(Records for this exercise)
---

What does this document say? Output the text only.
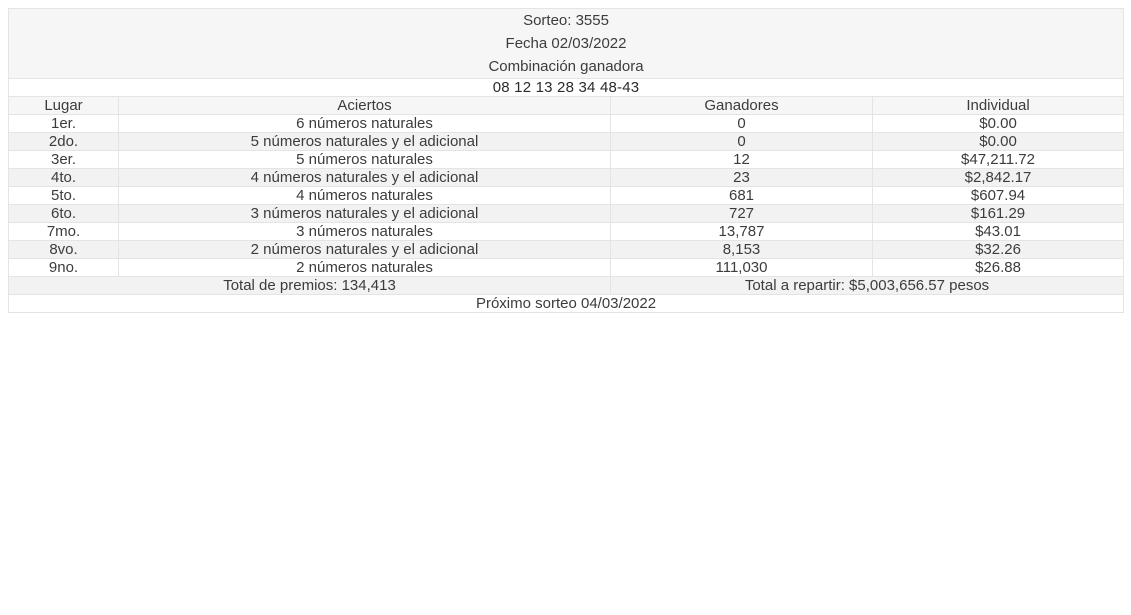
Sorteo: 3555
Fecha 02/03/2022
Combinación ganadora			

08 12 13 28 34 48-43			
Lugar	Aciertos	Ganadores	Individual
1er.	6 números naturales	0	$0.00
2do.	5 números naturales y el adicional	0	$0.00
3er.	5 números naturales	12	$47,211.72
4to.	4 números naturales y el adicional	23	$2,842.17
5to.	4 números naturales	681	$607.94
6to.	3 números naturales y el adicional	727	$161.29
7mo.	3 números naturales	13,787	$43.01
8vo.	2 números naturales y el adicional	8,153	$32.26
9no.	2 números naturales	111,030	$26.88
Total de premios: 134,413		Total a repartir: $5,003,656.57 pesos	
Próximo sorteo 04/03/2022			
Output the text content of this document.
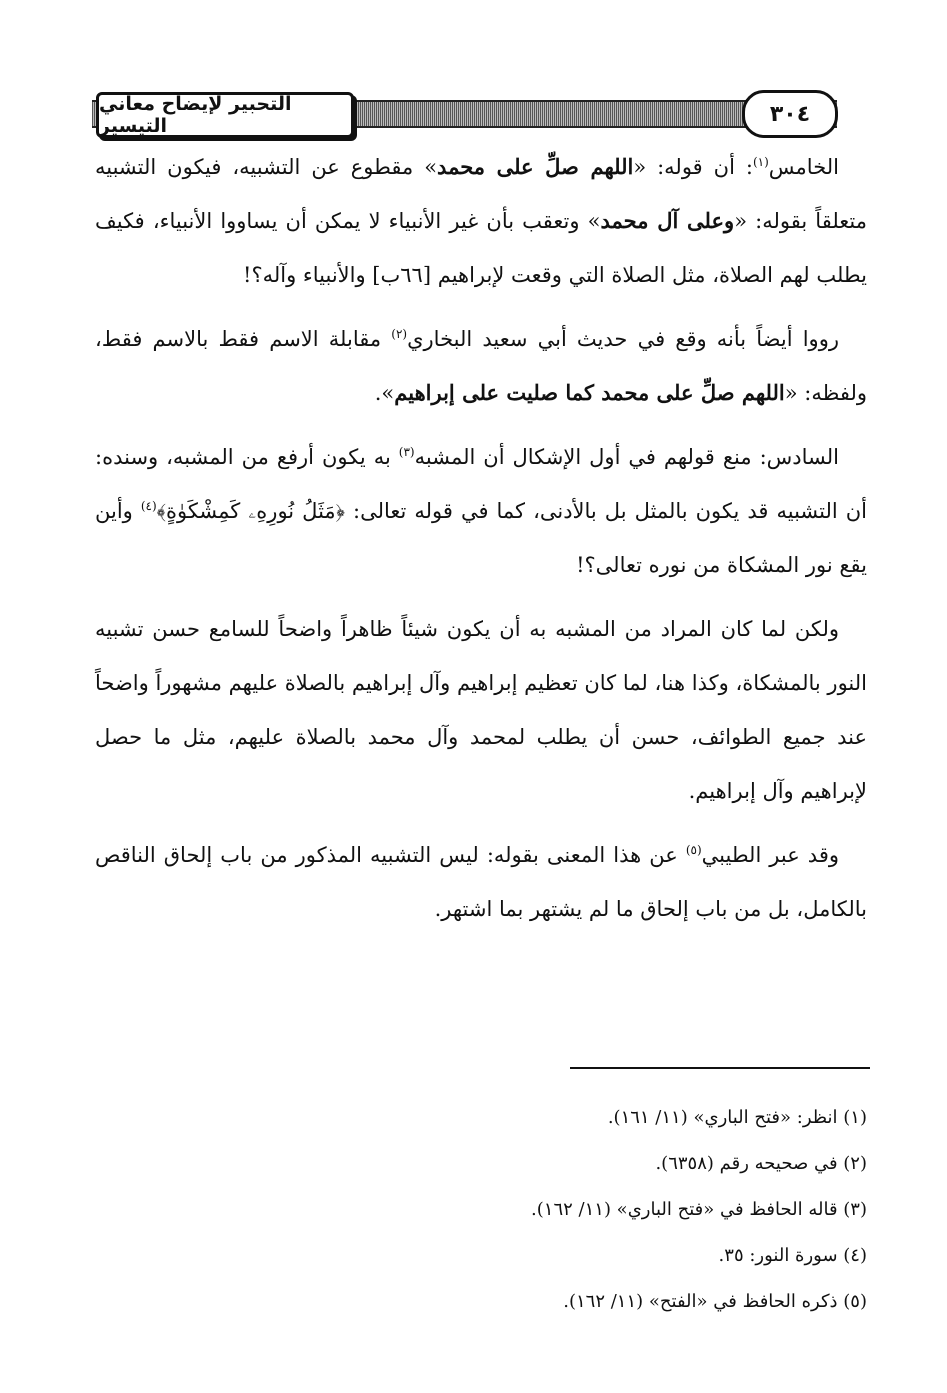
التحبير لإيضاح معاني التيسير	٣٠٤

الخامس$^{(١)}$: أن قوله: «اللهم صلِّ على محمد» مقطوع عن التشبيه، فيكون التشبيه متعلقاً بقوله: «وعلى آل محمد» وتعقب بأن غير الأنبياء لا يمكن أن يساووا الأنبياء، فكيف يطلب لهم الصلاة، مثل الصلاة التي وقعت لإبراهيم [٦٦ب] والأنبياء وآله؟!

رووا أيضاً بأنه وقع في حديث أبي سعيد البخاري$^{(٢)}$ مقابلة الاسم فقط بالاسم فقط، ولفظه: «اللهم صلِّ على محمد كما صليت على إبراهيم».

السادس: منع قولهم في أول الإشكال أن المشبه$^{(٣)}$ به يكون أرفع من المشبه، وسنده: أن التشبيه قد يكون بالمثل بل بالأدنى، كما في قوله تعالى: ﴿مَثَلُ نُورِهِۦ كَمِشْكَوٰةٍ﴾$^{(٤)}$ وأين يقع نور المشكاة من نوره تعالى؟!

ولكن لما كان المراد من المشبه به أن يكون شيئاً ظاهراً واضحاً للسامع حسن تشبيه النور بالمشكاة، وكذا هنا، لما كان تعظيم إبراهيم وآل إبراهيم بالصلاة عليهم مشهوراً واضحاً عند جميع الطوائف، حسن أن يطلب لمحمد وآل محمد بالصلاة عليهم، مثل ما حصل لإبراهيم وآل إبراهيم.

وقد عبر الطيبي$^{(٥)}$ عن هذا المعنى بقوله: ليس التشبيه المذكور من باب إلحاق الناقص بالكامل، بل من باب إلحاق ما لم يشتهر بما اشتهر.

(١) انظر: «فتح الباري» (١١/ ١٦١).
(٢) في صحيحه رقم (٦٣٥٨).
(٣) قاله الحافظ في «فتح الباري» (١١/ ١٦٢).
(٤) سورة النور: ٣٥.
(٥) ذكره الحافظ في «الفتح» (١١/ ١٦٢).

---

(Exercise details)
Copy out all lines from the material above that contain the string "التشبيه".

(Solution to the problem)
الخامس$^{(١)}$: أن قوله: «اللهم صلِّ على محمد» مقطوع عن التشبيه، فيكون التشبيه متعلقاً بقوله: «وعلى آل محمد» وتعقب بأن غير الأنبياء لا يمكن أن يساووا الأنبياء، فكيف يطلب لهم الصلاة، مثل الصلاة التي وقعت لإبراهيم [٦٦ب] والأنبياء وآله؟!
السادس: منع قولهم في أول الإشكال أن المشبه$^{(٣)}$ به يكون أرفع من المشبه، وسنده: أن التشبيه قد يكون بالمثل بل بالأدنى، كما في قوله تعالى: ﴿مَثَلُ نُورِهِۦ كَمِشْكَوٰةٍ﴾$^{(٤)}$ وأين يقع نور المشكاة من نوره تعالى؟!
وقد عبر الطيبي$^{(٥)}$ عن هذا المعنى بقوله: ليس التشبيه المذكور من باب إلحاق الناقص بالكامل، بل من باب إلحاق ما لم يشتهر بما اشتهر.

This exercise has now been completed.